SHORT EXERCISE ->
Give only the number of lines in the listing below where the string "your" occurs.

Data listing:
=-=-=-=-=
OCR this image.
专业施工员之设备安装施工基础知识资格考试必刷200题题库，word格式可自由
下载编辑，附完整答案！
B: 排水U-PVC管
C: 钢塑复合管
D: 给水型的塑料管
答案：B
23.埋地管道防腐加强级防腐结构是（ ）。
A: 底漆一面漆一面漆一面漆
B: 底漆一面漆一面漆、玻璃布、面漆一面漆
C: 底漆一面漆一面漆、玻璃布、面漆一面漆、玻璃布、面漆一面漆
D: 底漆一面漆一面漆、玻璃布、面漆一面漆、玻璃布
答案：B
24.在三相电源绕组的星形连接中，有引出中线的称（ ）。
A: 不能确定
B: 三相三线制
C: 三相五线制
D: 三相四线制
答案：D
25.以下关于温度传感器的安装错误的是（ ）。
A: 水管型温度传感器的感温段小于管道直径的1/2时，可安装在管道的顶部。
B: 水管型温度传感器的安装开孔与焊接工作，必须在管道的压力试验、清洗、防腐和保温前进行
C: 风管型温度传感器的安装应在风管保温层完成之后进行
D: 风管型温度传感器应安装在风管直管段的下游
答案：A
=-=-=-=-=
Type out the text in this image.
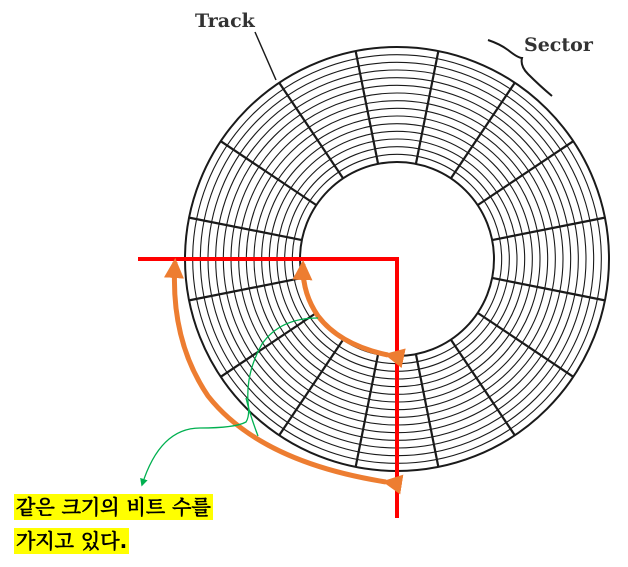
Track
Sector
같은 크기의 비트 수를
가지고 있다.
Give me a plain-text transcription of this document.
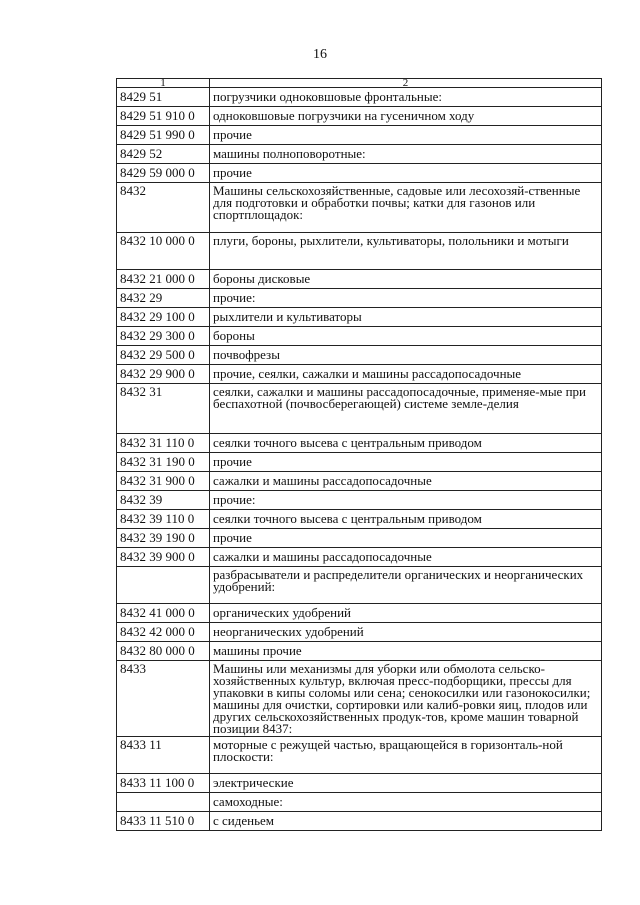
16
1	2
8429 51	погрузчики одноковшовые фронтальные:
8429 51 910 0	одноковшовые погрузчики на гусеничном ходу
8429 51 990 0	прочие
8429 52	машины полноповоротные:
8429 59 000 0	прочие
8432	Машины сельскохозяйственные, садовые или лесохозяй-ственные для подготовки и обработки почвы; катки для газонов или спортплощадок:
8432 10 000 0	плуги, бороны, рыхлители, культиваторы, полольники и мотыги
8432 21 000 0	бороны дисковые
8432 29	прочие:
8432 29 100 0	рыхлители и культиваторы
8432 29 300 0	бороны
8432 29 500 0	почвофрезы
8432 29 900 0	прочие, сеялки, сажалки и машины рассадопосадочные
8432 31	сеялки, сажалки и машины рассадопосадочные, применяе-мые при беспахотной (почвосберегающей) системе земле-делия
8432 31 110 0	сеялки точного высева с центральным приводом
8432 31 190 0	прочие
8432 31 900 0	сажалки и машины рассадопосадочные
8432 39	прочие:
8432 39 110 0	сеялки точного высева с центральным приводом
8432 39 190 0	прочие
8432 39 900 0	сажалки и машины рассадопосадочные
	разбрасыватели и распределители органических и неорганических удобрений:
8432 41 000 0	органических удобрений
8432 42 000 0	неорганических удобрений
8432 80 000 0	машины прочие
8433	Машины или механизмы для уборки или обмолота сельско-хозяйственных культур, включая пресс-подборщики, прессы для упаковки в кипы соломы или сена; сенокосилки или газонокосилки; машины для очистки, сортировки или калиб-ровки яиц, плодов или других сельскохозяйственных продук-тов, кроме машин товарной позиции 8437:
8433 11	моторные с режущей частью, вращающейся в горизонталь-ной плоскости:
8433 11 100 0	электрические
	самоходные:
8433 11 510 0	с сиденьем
=-=-=-=-=
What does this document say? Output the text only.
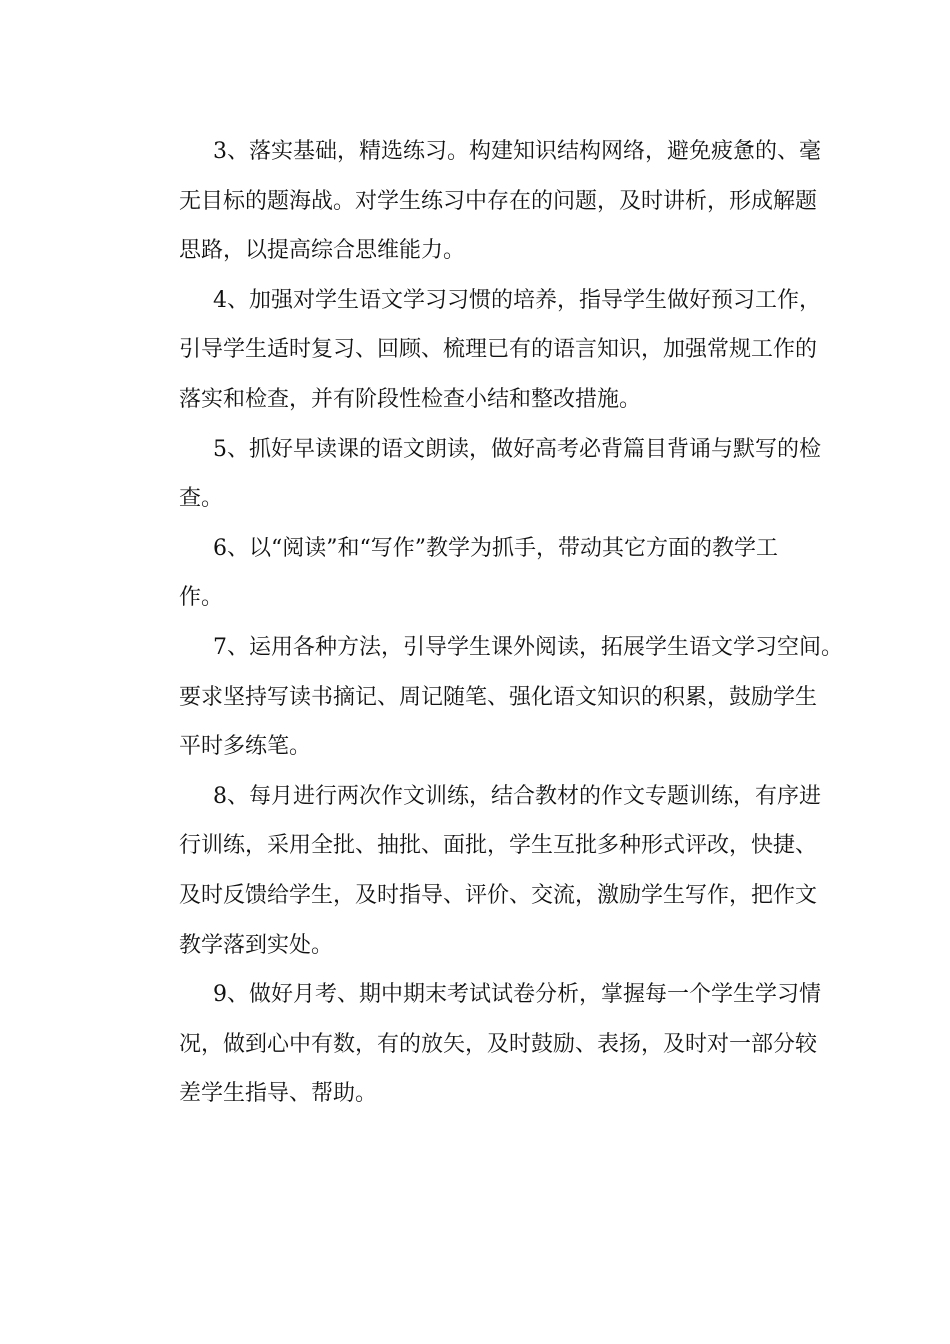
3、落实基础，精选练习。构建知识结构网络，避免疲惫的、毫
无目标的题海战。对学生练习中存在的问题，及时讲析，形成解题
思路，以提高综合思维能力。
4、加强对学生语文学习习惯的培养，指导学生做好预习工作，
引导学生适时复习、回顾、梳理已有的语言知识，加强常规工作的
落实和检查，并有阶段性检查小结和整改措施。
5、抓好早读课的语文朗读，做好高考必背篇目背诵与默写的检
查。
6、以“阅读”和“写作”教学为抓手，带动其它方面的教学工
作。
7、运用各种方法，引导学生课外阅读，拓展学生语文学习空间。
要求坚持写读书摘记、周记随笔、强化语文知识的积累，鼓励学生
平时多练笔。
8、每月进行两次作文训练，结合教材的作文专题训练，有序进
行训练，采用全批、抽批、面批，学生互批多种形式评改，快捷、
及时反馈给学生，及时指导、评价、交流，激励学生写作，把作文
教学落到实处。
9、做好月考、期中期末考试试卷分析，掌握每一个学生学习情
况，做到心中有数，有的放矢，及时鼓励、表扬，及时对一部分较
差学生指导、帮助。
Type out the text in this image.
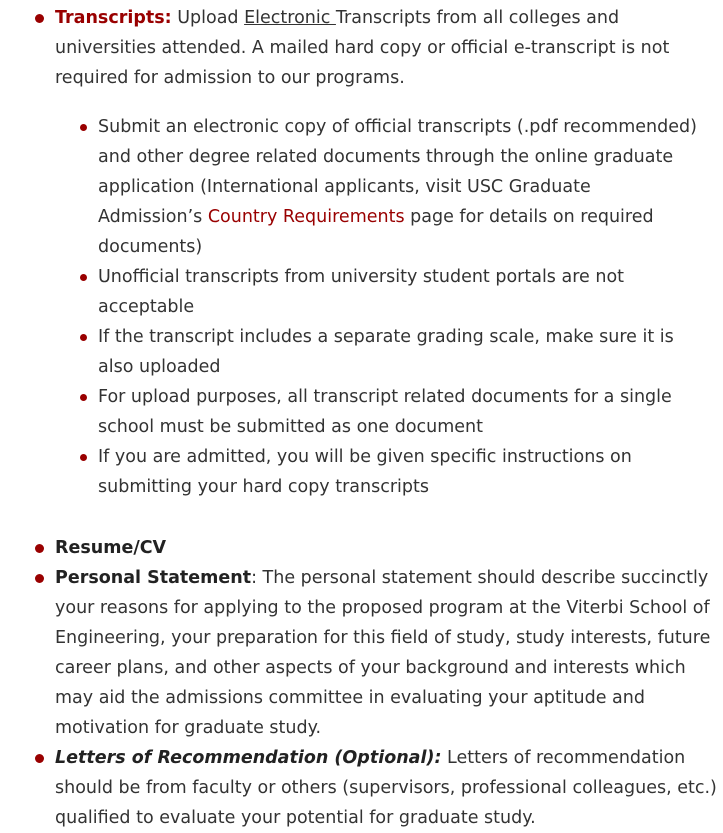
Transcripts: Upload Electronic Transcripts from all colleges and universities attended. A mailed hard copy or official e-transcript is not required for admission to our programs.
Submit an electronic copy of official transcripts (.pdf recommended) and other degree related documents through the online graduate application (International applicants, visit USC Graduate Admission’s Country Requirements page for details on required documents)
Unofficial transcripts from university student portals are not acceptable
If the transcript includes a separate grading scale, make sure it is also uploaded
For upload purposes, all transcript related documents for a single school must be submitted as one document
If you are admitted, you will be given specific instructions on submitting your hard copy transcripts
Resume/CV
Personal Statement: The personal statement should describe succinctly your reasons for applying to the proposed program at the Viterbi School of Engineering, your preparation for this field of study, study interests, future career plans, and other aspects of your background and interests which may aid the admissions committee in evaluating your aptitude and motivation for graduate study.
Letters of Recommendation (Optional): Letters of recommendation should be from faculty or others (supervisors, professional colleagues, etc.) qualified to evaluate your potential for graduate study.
=-=-=-=-=
EXERCISE RESULT ->
3